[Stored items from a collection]
>>>
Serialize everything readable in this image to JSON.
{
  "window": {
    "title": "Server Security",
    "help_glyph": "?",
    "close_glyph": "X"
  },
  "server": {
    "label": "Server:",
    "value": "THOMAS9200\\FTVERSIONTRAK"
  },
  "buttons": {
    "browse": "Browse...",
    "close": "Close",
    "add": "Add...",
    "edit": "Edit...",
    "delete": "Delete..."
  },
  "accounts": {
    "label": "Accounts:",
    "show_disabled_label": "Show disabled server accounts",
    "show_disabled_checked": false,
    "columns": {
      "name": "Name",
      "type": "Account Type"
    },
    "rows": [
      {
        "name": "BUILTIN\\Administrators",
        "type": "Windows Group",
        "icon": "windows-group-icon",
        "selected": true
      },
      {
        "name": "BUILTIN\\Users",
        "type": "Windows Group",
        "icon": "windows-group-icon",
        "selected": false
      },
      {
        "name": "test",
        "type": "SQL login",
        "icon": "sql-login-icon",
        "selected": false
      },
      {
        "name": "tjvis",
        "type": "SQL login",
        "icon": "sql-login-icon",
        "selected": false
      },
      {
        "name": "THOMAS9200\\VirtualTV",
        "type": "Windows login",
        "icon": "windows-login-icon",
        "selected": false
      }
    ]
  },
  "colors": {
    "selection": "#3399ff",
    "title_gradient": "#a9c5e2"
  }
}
<<<
>>>
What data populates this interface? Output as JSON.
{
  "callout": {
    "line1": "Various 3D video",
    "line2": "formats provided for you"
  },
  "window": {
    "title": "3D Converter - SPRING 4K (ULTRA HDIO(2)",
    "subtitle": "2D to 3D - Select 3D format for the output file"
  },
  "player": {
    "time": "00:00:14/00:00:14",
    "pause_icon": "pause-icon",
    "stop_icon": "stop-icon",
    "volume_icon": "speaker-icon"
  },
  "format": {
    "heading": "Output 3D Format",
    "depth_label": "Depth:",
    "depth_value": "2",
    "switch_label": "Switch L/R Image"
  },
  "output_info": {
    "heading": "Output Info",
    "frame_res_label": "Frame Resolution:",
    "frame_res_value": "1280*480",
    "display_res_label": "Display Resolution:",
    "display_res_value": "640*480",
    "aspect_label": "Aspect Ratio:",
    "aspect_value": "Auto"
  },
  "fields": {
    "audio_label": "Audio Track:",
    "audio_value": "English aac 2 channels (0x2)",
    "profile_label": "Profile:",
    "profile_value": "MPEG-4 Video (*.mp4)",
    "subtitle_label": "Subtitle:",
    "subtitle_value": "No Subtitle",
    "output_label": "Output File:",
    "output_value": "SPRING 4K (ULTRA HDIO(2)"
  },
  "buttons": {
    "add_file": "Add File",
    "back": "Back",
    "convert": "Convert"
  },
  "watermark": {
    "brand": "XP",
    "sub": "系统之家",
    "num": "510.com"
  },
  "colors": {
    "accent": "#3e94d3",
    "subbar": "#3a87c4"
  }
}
<<<
SET EXERCISE: Go through the material above and count the lines that contain "icon"; give that number alone.

TASK SOLUTION: 8